● **STATED GOAL**
Restate every line of the material, word for word.

● **SOURCE DATA**

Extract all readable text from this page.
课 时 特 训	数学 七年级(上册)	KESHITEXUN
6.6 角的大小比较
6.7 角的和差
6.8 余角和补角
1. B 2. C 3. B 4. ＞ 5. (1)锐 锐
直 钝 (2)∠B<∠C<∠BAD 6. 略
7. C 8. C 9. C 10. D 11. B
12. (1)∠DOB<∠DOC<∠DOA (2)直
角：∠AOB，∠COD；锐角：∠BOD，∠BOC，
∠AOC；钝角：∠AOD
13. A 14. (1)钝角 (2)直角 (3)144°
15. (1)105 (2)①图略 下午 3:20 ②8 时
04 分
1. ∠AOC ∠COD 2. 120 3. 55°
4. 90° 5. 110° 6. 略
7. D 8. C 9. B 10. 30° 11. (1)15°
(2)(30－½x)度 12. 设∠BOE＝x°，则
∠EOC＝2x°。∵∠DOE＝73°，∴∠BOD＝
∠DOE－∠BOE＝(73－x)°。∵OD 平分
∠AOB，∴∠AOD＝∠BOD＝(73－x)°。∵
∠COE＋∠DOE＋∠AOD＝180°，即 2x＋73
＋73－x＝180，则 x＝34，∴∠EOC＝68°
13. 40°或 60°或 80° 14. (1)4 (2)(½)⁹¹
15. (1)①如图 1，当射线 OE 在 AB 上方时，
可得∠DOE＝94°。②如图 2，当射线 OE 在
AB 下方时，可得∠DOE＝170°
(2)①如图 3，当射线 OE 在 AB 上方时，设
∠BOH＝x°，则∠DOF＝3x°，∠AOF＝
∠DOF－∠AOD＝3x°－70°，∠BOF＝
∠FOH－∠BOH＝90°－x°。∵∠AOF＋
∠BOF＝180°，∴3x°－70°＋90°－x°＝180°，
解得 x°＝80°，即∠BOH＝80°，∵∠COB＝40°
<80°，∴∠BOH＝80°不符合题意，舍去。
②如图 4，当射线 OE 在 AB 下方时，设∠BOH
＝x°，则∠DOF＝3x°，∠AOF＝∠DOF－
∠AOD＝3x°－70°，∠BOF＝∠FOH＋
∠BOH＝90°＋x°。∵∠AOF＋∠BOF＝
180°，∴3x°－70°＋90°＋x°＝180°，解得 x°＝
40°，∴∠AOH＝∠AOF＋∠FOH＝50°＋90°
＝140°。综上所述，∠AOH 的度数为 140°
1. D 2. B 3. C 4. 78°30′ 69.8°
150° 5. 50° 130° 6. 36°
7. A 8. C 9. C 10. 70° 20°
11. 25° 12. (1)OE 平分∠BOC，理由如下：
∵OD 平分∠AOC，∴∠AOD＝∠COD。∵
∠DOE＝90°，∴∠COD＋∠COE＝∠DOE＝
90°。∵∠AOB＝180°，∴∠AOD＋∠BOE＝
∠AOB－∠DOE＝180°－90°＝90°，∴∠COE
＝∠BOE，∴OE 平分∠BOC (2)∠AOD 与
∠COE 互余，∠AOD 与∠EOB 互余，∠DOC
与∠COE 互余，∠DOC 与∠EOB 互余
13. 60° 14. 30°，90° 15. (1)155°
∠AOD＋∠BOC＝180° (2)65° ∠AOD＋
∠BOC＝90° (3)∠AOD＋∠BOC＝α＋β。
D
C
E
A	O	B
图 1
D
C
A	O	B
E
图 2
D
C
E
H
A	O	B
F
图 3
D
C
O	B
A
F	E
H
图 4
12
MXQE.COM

● **EXERCISE RESPONSE**
Extract all readable text from this page.
课 时 特 训	数学 七年级(上册)	KESHITEXUN
6.6 角的大小比较
6.7 角的和差
6.8 余角和补角
1. B 2. C 3. B 4. ＞ 5. (1)锐 锐
直 钝 (2)∠B<∠C<∠BAD 6. 略
7. C 8. C 9. C 10. D 11. B
12. (1)∠DOB<∠DOC<∠DOA (2)直
角：∠AOB，∠COD；锐角：∠BOD，∠BOC，
∠AOC；钝角：∠AOD
13. A 14. (1)钝角 (2)直角 (3)144°
15. (1)105 (2)①图略 下午 3:20 ②8 时
04 分
1. ∠AOC ∠COD 2. 120 3. 55°
4. 90° 5. 110° 6. 略
7. D 8. C 9. B 10. 30° 11. (1)15°
(2)(30－½x)度 12. 设∠BOE＝x°，则
∠EOC＝2x°。∵∠DOE＝73°，∴∠BOD＝
∠DOE－∠BOE＝(73－x)°。∵OD 平分
∠AOB，∴∠AOD＝∠BOD＝(73－x)°。∵
∠COE＋∠DOE＋∠AOD＝180°，即 2x＋73
＋73－x＝180，则 x＝34，∴∠EOC＝68°
13. 40°或 60°或 80° 14. (1)4 (2)(½)⁹¹
15. (1)①如图 1，当射线 OE 在 AB 上方时，
可得∠DOE＝94°。②如图 2，当射线 OE 在
AB 下方时，可得∠DOE＝170°
(2)①如图 3，当射线 OE 在 AB 上方时，设
∠BOH＝x°，则∠DOF＝3x°，∠AOF＝
∠DOF－∠AOD＝3x°－70°，∠BOF＝
∠FOH－∠BOH＝90°－x°。∵∠AOF＋
∠BOF＝180°，∴3x°－70°＋90°－x°＝180°，
解得 x°＝80°，即∠BOH＝80°，∵∠COB＝40°
<80°，∴∠BOH＝80°不符合题意，舍去。
②如图 4，当射线 OE 在 AB 下方时，设∠BOH
＝x°，则∠DOF＝3x°，∠AOF＝∠DOF－
∠AOD＝3x°－70°，∠BOF＝∠FOH＋
∠BOH＝90°＋x°。∵∠AOF＋∠BOF＝
180°，∴3x°－70°＋90°＋x°＝180°，解得 x°＝
40°，∴∠AOH＝∠AOF＋∠FOH＝50°＋90°
＝140°。综上所述，∠AOH 的度数为 140°
1. D 2. B 3. C 4. 78°30′ 69.8°
150° 5. 50° 130° 6. 36°
7. A 8. C 9. C 10. 70° 20°
11. 25° 12. (1)OE 平分∠BOC，理由如下：
∵OD 平分∠AOC，∴∠AOD＝∠COD。∵
∠DOE＝90°，∴∠COD＋∠COE＝∠DOE＝
90°。∵∠AOB＝180°，∴∠AOD＋∠BOE＝
∠AOB－∠DOE＝180°－90°＝90°，∴∠COE
＝∠BOE，∴OE 平分∠BOC (2)∠AOD 与
∠COE 互余，∠AOD 与∠EOB 互余，∠DOC
与∠COE 互余，∠DOC 与∠EOB 互余
13. 60° 14. 30°，90° 15. (1)155°
∠AOD＋∠BOC＝180° (2)65° ∠AOD＋
∠BOC＝90° (3)∠AOD＋∠BOC＝α＋β。
D
C
E
A	O	B
图 1
D
C
A	O	B
E
图 2
D
C
E
H
A	O	B
F
图 3
D
C
O	B
A
F	E
H
图 4
12
MXQE.COM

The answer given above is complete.